[Stored data]

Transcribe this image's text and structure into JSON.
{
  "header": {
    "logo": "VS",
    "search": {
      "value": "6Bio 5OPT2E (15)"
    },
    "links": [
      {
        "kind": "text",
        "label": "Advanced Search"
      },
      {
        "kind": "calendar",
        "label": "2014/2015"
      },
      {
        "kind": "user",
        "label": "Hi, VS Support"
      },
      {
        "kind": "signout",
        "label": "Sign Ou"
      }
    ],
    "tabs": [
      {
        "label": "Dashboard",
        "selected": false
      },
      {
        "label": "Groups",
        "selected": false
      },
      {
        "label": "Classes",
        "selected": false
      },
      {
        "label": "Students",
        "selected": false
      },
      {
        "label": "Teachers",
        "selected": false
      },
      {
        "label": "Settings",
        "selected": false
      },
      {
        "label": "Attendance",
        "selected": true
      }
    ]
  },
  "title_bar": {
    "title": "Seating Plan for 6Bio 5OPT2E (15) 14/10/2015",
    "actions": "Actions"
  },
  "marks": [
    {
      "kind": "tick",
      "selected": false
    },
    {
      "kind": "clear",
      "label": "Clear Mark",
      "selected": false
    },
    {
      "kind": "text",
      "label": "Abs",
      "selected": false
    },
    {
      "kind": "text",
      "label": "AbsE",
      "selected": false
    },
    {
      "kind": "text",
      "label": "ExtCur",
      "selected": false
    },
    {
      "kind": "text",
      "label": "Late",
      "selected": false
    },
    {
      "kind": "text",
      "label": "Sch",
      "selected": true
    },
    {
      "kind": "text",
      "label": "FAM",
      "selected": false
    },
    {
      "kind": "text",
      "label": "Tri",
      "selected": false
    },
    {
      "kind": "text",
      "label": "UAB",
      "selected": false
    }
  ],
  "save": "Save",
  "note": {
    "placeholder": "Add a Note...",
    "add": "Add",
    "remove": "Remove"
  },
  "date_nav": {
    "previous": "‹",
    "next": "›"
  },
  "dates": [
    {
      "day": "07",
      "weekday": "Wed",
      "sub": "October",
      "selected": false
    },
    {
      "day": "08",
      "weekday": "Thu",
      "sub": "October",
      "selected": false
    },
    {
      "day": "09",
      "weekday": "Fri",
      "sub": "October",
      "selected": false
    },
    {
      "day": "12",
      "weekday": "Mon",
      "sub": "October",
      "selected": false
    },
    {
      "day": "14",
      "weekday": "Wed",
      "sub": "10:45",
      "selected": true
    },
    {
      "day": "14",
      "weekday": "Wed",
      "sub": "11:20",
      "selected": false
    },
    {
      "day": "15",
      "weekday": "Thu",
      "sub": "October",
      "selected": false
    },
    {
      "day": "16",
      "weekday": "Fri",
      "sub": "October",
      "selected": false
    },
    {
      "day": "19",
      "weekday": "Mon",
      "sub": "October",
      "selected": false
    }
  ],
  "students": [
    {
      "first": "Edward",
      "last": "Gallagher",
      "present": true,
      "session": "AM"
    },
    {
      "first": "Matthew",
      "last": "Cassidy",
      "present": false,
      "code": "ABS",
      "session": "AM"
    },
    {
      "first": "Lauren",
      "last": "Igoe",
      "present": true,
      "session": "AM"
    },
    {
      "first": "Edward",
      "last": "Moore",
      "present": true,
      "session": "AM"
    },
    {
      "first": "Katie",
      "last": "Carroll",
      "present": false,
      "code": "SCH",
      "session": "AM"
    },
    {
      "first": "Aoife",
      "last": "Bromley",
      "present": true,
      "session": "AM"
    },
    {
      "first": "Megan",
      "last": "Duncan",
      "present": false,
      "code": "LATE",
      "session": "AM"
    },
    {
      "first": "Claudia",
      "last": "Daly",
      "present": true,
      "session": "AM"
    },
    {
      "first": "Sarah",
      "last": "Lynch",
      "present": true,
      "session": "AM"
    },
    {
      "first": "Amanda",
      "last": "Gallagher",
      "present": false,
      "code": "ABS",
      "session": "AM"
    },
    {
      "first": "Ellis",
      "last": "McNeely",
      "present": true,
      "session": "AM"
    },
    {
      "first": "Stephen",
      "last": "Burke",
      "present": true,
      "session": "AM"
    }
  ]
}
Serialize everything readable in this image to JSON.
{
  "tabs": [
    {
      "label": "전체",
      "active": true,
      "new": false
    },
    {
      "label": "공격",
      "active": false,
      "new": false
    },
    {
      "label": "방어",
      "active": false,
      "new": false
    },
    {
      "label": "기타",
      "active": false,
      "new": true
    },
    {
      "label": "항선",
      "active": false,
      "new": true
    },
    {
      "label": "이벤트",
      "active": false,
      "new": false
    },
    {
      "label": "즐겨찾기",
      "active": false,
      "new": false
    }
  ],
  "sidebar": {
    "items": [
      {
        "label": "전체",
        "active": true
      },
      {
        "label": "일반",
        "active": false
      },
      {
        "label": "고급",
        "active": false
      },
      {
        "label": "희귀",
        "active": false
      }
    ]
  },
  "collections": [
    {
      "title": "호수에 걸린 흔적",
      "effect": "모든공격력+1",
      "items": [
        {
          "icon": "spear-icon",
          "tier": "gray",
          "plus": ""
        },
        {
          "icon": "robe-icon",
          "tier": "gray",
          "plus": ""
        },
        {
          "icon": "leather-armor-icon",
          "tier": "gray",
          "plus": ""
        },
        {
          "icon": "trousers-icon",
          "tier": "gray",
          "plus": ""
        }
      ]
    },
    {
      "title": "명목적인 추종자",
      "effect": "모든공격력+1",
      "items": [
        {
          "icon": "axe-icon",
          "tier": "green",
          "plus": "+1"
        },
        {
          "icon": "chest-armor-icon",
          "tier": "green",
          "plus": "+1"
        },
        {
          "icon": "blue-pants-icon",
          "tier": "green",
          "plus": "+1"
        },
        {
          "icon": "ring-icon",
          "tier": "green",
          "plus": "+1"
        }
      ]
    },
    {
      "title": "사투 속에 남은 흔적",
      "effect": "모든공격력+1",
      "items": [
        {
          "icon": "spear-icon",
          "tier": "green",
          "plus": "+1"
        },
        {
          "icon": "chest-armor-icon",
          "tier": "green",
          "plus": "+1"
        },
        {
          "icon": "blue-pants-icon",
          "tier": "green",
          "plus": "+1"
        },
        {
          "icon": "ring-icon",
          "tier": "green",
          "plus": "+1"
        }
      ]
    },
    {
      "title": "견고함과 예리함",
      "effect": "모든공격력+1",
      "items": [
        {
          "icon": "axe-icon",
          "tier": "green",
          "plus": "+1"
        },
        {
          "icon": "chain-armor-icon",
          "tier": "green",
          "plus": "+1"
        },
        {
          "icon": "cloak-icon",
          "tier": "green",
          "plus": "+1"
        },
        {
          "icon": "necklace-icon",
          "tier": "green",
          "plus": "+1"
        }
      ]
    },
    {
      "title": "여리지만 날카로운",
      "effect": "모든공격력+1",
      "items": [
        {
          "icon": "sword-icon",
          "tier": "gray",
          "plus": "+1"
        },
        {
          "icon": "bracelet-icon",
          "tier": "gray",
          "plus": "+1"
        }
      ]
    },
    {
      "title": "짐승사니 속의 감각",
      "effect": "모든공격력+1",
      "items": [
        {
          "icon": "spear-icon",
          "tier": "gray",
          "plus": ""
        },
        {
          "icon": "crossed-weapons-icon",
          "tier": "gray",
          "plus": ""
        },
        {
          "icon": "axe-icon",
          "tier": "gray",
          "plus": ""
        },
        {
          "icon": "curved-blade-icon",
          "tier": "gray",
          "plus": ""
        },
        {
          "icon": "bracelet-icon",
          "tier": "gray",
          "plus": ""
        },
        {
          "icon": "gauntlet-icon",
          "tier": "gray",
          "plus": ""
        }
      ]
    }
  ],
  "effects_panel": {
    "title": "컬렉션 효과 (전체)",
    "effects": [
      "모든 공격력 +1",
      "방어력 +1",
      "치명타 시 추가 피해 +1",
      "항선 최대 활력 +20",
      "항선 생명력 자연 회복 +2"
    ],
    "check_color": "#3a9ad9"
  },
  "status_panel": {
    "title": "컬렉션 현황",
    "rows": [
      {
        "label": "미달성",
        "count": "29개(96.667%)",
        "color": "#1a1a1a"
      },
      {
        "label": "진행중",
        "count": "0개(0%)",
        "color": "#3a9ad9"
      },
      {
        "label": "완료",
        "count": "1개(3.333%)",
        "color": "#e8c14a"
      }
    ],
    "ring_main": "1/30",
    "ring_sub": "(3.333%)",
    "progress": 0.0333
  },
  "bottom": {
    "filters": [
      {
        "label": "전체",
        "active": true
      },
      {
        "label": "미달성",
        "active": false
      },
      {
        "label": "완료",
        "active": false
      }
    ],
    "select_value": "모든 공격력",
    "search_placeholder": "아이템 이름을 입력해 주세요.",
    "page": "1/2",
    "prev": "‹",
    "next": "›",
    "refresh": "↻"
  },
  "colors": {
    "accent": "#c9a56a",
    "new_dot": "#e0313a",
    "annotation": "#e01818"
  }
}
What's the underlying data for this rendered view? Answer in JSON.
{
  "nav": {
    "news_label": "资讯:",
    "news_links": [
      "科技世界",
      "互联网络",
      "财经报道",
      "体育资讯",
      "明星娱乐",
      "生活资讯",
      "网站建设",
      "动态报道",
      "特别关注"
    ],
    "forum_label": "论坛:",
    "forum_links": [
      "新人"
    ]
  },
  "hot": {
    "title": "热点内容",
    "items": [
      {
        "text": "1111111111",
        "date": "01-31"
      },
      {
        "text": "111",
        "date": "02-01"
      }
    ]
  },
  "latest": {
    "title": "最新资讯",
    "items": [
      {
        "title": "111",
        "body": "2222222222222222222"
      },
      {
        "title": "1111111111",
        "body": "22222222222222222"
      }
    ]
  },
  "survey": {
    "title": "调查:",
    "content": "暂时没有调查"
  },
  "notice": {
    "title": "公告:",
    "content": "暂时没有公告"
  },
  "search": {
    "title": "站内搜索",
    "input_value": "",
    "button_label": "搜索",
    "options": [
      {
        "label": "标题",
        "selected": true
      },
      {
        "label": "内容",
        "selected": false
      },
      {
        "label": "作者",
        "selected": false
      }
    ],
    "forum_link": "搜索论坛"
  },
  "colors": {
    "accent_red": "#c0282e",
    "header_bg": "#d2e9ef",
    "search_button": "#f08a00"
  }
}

_TASK PROMPT_. Quote exactly what appears from the line containing "What's the underlying" through the final line of the listing above, including both of those lines.

_SOLUTION TO THIS TASK_.
What's the underlying data for this rendered view? Answer in JSON.
{
  "nav": {
    "news_label": "资讯:",
    "news_links": [
      "科技世界",
      "互联网络",
      "财经报道",
      "体育资讯",
      "明星娱乐",
      "生活资讯",
      "网站建设",
      "动态报道",
      "特别关注"
    ],
    "forum_label": "论坛:",
    "forum_links": [
      "新人"
    ]
  },
  "hot": {
    "title": "热点内容",
    "items": [
      {
        "text": "1111111111",
        "date": "01-31"
      },
      {
        "text": "111",
        "date": "02-01"
      }
    ]
  },
  "latest": {
    "title": "最新资讯",
    "items": [
      {
        "title": "111",
        "body": "2222222222222222222"
      },
      {
        "title": "1111111111",
        "body": "22222222222222222"
      }
    ]
  },
  "survey": {
    "title": "调查:",
    "content": "暂时没有调查"
  },
  "notice": {
    "title": "公告:",
    "content": "暂时没有公告"
  },
  "search": {
    "title": "站内搜索",
    "input_value": "",
    "button_label": "搜索",
    "options": [
      {
        "label": "标题",
        "selected": true
      },
      {
        "label": "内容",
        "selected": false
      },
      {
        "label": "作者",
        "selected": false
      }
    ],
    "forum_link": "搜索论坛"
  },
  "colors": {
    "accent_red": "#c0282e",
    "header_bg": "#d2e9ef",
    "search_button": "#f08a00"
  }
}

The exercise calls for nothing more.